— begin —
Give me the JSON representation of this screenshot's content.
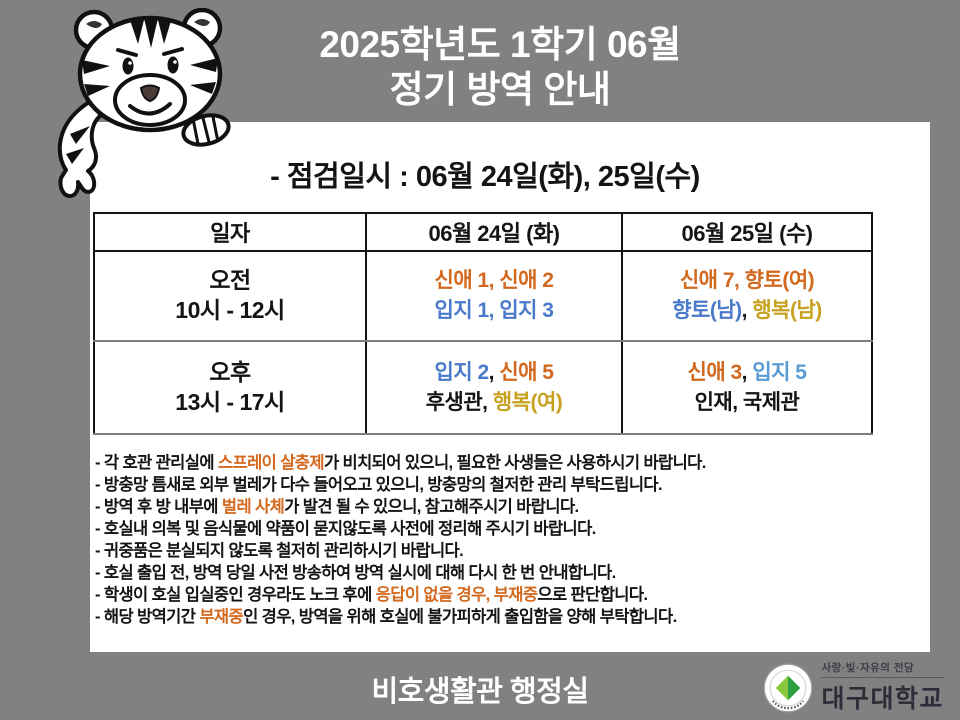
{
  "colors": {
    "page_bg": "#818181",
    "panel_bg": "#ffffff",
    "ink": "#141414",
    "orange": "#d2691e",
    "blue": "#4a7ac9",
    "lightblue": "#5b9bd5",
    "gold": "#c7a11f",
    "title": "#ffffff"
  },
  "title": {
    "line1": "2025학년도 1학기 06월",
    "line2": "정기 방역 안내"
  },
  "subtitle": "- 점검일시 :  06월 24일(화), 25일(수)",
  "table": {
    "headers": [
      "일자",
      "06월 24일 (화)",
      "06월 25일 (수)"
    ],
    "rows": [
      {
        "time": [
          "오전",
          "10시 - 12시"
        ],
        "c2": [
          [
            {
              "t": "신애 1, 신애 2",
              "c": "orange"
            }
          ],
          [
            {
              "t": "입지 1, 입지 3",
              "c": "blue"
            }
          ]
        ],
        "c3": [
          [
            {
              "t": "신애 7, 향토(여)",
              "c": "orange"
            }
          ],
          [
            {
              "t": "향토(남)",
              "c": "blue"
            },
            {
              "t": ", ",
              "c": "black"
            },
            {
              "t": "행복(남)",
              "c": "gold"
            }
          ]
        ]
      },
      {
        "time": [
          "오후",
          "13시 - 17시"
        ],
        "c2": [
          [
            {
              "t": "입지 2",
              "c": "blue"
            },
            {
              "t": ", ",
              "c": "black"
            },
            {
              "t": "신애 5",
              "c": "orange"
            }
          ],
          [
            {
              "t": "후생관, ",
              "c": "black"
            },
            {
              "t": "행복(여)",
              "c": "gold"
            }
          ]
        ],
        "c3": [
          [
            {
              "t": "신애 3",
              "c": "orange"
            },
            {
              "t": ", ",
              "c": "black"
            },
            {
              "t": "입지 5",
              "c": "lightblue"
            }
          ],
          [
            {
              "t": "인재, 국제관",
              "c": "black"
            }
          ]
        ]
      }
    ]
  },
  "notes": [
    [
      {
        "t": "- 각 호관 관리실에 ",
        "c": "black"
      },
      {
        "t": "스프레이 살충제",
        "c": "orange"
      },
      {
        "t": "가 비치되어 있으니, 필요한 사생들은 사용하시기 바랍니다.",
        "c": "black"
      }
    ],
    [
      {
        "t": "- 방충망 틈새로 외부 벌레가 다수 들어오고 있으니, 방충망의 철저한 관리 부탁드립니다.",
        "c": "black"
      }
    ],
    [
      {
        "t": "- 방역 후 방 내부에 ",
        "c": "black"
      },
      {
        "t": "벌레 사체",
        "c": "orange"
      },
      {
        "t": "가 발견 될 수 있으니, 참고해주시기 바랍니다.",
        "c": "black"
      }
    ],
    [
      {
        "t": "- 호실내 의복 및 음식물에 약품이 묻지않도록 사전에 정리해 주시기 바랍니다.",
        "c": "black"
      }
    ],
    [
      {
        "t": "- 귀중품은 분실되지 않도록 철저히 관리하시기 바랍니다.",
        "c": "black"
      }
    ],
    [
      {
        "t": "- 호실 출입 전, 방역 당일 사전 방송하여 방역 실시에 대해 다시 한 번 안내합니다.",
        "c": "black"
      }
    ],
    [
      {
        "t": "- 학생이 호실 입실중인 경우라도 노크 후에 ",
        "c": "black"
      },
      {
        "t": "응답이 없을 경우, 부재중",
        "c": "orange"
      },
      {
        "t": "으로 판단합니다.",
        "c": "black"
      }
    ],
    [
      {
        "t": "- 해당 방역기간 ",
        "c": "black"
      },
      {
        "t": "부재중",
        "c": "orange"
      },
      {
        "t": "인 경우, 방역을 위해 호실에 불가피하게 출입함을 양해 부탁합니다.",
        "c": "black"
      }
    ]
  ],
  "footer": {
    "office": "비호생활관 행정실",
    "univ_tagline": "사랑·빛·자유의 전당",
    "univ_name": "대구대학교"
  }
}
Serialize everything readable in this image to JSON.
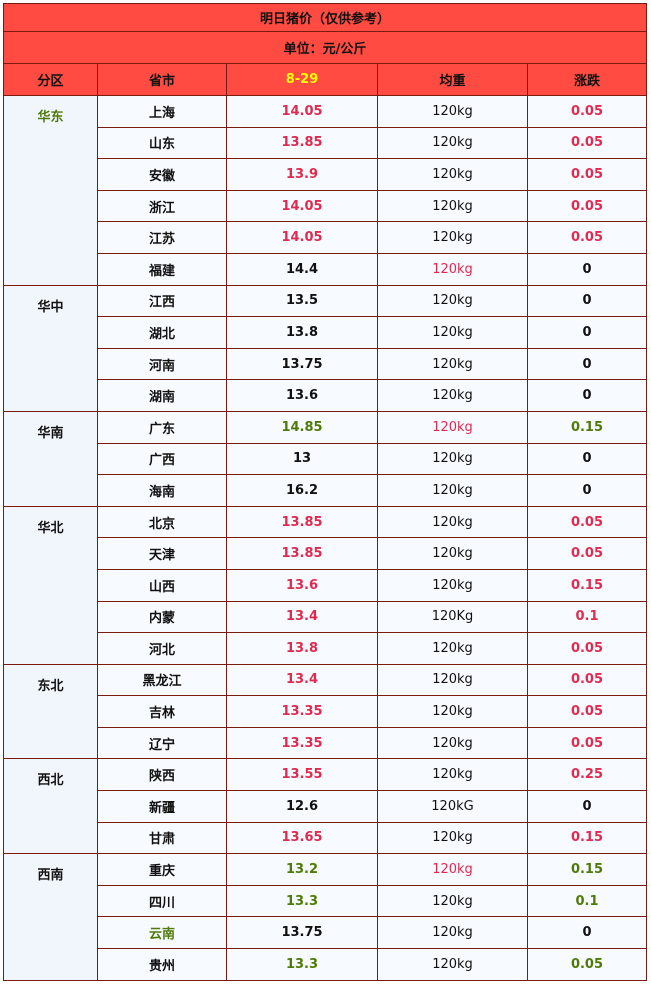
{
  "title": "明日猪价（仅供参考）",
  "unit": "单位：元/公斤",
  "headers": {
    "region": "分区",
    "province": "省市",
    "date": "8-29",
    "weight": "均重",
    "change": "涨跌"
  },
  "colors": {
    "header_bg": "#ff4b41",
    "border": "#7a1a10",
    "red": "#e02a4e",
    "green": "#4e7a06",
    "date": "#ffff00"
  },
  "groups": [
    {
      "region": "华东",
      "region_color": "green",
      "rows": [
        {
          "province": "上海",
          "price": "14.05",
          "price_color": "red",
          "weight": "120kg",
          "weight_color": "black",
          "change": "0.05",
          "change_color": "red"
        },
        {
          "province": "山东",
          "price": "13.85",
          "price_color": "red",
          "weight": "120kg",
          "weight_color": "black",
          "change": "0.05",
          "change_color": "red"
        },
        {
          "province": "安徽",
          "price": "13.9",
          "price_color": "red",
          "weight": "120kg",
          "weight_color": "black",
          "change": "0.05",
          "change_color": "red"
        },
        {
          "province": "浙江",
          "price": "14.05",
          "price_color": "red",
          "weight": "120kg",
          "weight_color": "black",
          "change": "0.05",
          "change_color": "red"
        },
        {
          "province": "江苏",
          "price": "14.05",
          "price_color": "red",
          "weight": "120kg",
          "weight_color": "black",
          "change": "0.05",
          "change_color": "red"
        },
        {
          "province": "福建",
          "price": "14.4",
          "price_color": "black",
          "weight": "120kg",
          "weight_color": "red",
          "change": "0",
          "change_color": "black"
        }
      ]
    },
    {
      "region": "华中",
      "region_color": "black",
      "rows": [
        {
          "province": "江西",
          "price": "13.5",
          "price_color": "black",
          "weight": "120kg",
          "weight_color": "black",
          "change": "0",
          "change_color": "black"
        },
        {
          "province": "湖北",
          "price": "13.8",
          "price_color": "black",
          "weight": "120kg",
          "weight_color": "black",
          "change": "0",
          "change_color": "black"
        },
        {
          "province": "河南",
          "price": "13.75",
          "price_color": "black",
          "weight": "120kg",
          "weight_color": "black",
          "change": "0",
          "change_color": "black"
        },
        {
          "province": "湖南",
          "price": "13.6",
          "price_color": "black",
          "weight": "120kg",
          "weight_color": "black",
          "change": "0",
          "change_color": "black"
        }
      ]
    },
    {
      "region": "华南",
      "region_color": "black",
      "rows": [
        {
          "province": "广东",
          "price": "14.85",
          "price_color": "green",
          "weight": "120kg",
          "weight_color": "red",
          "change": "0.15",
          "change_color": "green"
        },
        {
          "province": "广西",
          "price": "13",
          "price_color": "black",
          "weight": "120kg",
          "weight_color": "black",
          "change": "0",
          "change_color": "black"
        },
        {
          "province": "海南",
          "price": "16.2",
          "price_color": "black",
          "weight": "120kg",
          "weight_color": "black",
          "change": "0",
          "change_color": "black"
        }
      ]
    },
    {
      "region": "华北",
      "region_color": "black",
      "rows": [
        {
          "province": "北京",
          "price": "13.85",
          "price_color": "red",
          "weight": "120kg",
          "weight_color": "black",
          "change": "0.05",
          "change_color": "red"
        },
        {
          "province": "天津",
          "price": "13.85",
          "price_color": "red",
          "weight": "120kg",
          "weight_color": "black",
          "change": "0.05",
          "change_color": "red"
        },
        {
          "province": "山西",
          "price": "13.6",
          "price_color": "red",
          "weight": "120kg",
          "weight_color": "black",
          "change": "0.15",
          "change_color": "red"
        },
        {
          "province": "内蒙",
          "price": "13.4",
          "price_color": "red",
          "weight": "120Kg",
          "weight_color": "black",
          "change": "0.1",
          "change_color": "red"
        },
        {
          "province": "河北",
          "price": "13.8",
          "price_color": "red",
          "weight": "120kg",
          "weight_color": "black",
          "change": "0.05",
          "change_color": "red"
        }
      ]
    },
    {
      "region": "东北",
      "region_color": "black",
      "rows": [
        {
          "province": "黑龙江",
          "price": "13.4",
          "price_color": "red",
          "weight": "120kg",
          "weight_color": "black",
          "change": "0.05",
          "change_color": "red"
        },
        {
          "province": "吉林",
          "price": "13.35",
          "price_color": "red",
          "weight": "120kg",
          "weight_color": "black",
          "change": "0.05",
          "change_color": "red"
        },
        {
          "province": "辽宁",
          "price": "13.35",
          "price_color": "red",
          "weight": "120kg",
          "weight_color": "black",
          "change": "0.05",
          "change_color": "red"
        }
      ]
    },
    {
      "region": "西北",
      "region_color": "black",
      "rows": [
        {
          "province": "陕西",
          "price": "13.55",
          "price_color": "red",
          "weight": "120kg",
          "weight_color": "black",
          "change": "0.25",
          "change_color": "red"
        },
        {
          "province": "新疆",
          "price": "12.6",
          "price_color": "black",
          "weight": "120kG",
          "weight_color": "black",
          "change": "0",
          "change_color": "black"
        },
        {
          "province": "甘肃",
          "price": "13.65",
          "price_color": "red",
          "weight": "120kg",
          "weight_color": "black",
          "change": "0.15",
          "change_color": "red"
        }
      ]
    },
    {
      "region": "西南",
      "region_color": "black",
      "rows": [
        {
          "province": "重庆",
          "price": "13.2",
          "price_color": "green",
          "weight": "120kg",
          "weight_color": "red",
          "change": "0.15",
          "change_color": "green"
        },
        {
          "province": "四川",
          "price": "13.3",
          "price_color": "green",
          "weight": "120kg",
          "weight_color": "black",
          "change": "0.1",
          "change_color": "green"
        },
        {
          "province": "云南",
          "province_color": "green",
          "price": "13.75",
          "price_color": "black",
          "weight": "120kg",
          "weight_color": "black",
          "change": "0",
          "change_color": "black"
        },
        {
          "province": "贵州",
          "price": "13.3",
          "price_color": "green",
          "weight": "120kg",
          "weight_color": "black",
          "change": "0.05",
          "change_color": "green"
        }
      ]
    }
  ]
}
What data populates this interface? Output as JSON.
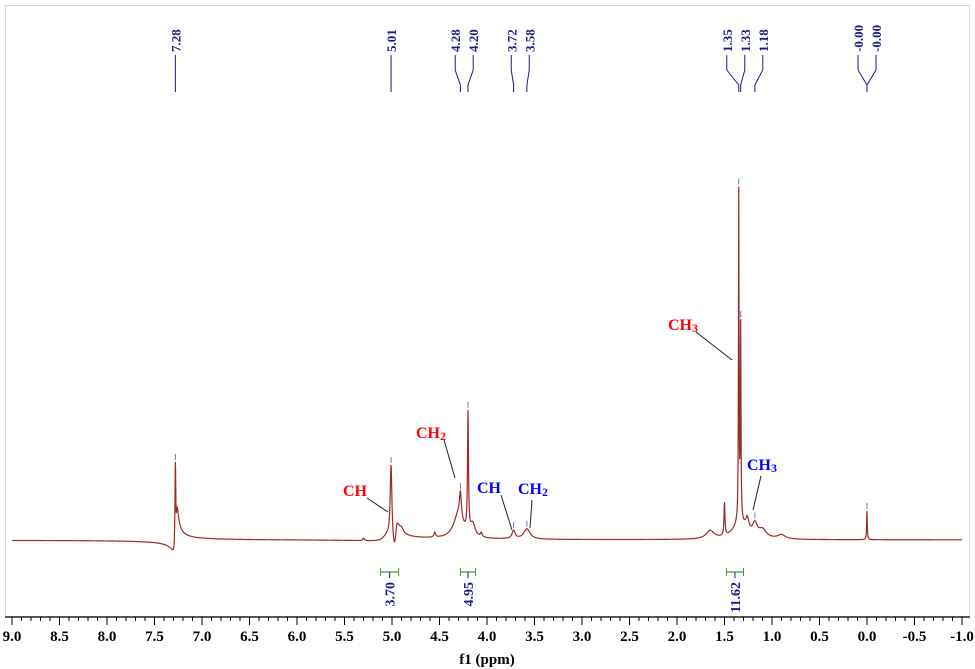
{
  "chart_data": {
    "type": "line",
    "title": "",
    "xlabel": "f1 (ppm)",
    "ylabel": "",
    "xlim": [
      9.0,
      -1.0
    ],
    "x_reversed": true,
    "x_ticks": [
      "9.0",
      "8.5",
      "8.0",
      "7.5",
      "7.0",
      "6.5",
      "6.0",
      "5.5",
      "5.0",
      "4.5",
      "4.0",
      "3.5",
      "3.0",
      "2.5",
      "2.0",
      "1.5",
      "1.0",
      "0.5",
      "0.0",
      "-0.5",
      "-1.0"
    ],
    "grid": false,
    "peak_labels": [
      "7.28",
      "5.01",
      "4.28",
      "4.20",
      "3.72",
      "3.58",
      "1.35",
      "1.33",
      "1.18",
      "-0.00",
      "-0.00"
    ],
    "peaks": [
      {
        "ppm": 7.28,
        "intensity": 25
      },
      {
        "ppm": 5.01,
        "intensity": 21
      },
      {
        "ppm": 4.28,
        "intensity": 14
      },
      {
        "ppm": 4.2,
        "intensity": 33
      },
      {
        "ppm": 3.72,
        "intensity": 2
      },
      {
        "ppm": 3.58,
        "intensity": 2.5
      },
      {
        "ppm": 1.5,
        "intensity": 8
      },
      {
        "ppm": 1.35,
        "intensity": 100
      },
      {
        "ppm": 1.33,
        "intensity": 87
      },
      {
        "ppm": 1.18,
        "intensity": 5
      },
      {
        "ppm": 0.0,
        "intensity": 7
      }
    ],
    "integrals": [
      {
        "from": 5.12,
        "to": 4.93,
        "value": "3.70"
      },
      {
        "from": 4.28,
        "to": 4.12,
        "value": "4.95"
      },
      {
        "from": 1.48,
        "to": 1.3,
        "value": "11.62"
      }
    ],
    "annotations": [
      {
        "text": "CH",
        "sub": "",
        "color": "#ff0000",
        "ppm": 5.03
      },
      {
        "text": "CH",
        "sub": "2",
        "color": "#ff0000",
        "ppm": 4.28
      },
      {
        "text": "CH",
        "sub": "",
        "color": "#0000ff",
        "ppm": 3.72
      },
      {
        "text": "CH",
        "sub": "2",
        "color": "#0000ff",
        "ppm": 3.58
      },
      {
        "text": "CH",
        "sub": "3",
        "color": "#ff0000",
        "ppm": 1.36
      },
      {
        "text": "CH",
        "sub": "3",
        "color": "#0000ff",
        "ppm": 1.2
      }
    ],
    "colors": {
      "spectrum": "#9b2a2a",
      "peak_labels": "#1a1a8c",
      "integrals": "#3a9a3a"
    }
  }
}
— end —
» **Prompt**: Pull out all lines from the entries above in which the word "this" appears.

» **Written reply**:
Give me the JSON representation of this screenshot's content.
Serialize everything readable in this image to JSON.
What data populates this interface? Output as JSON.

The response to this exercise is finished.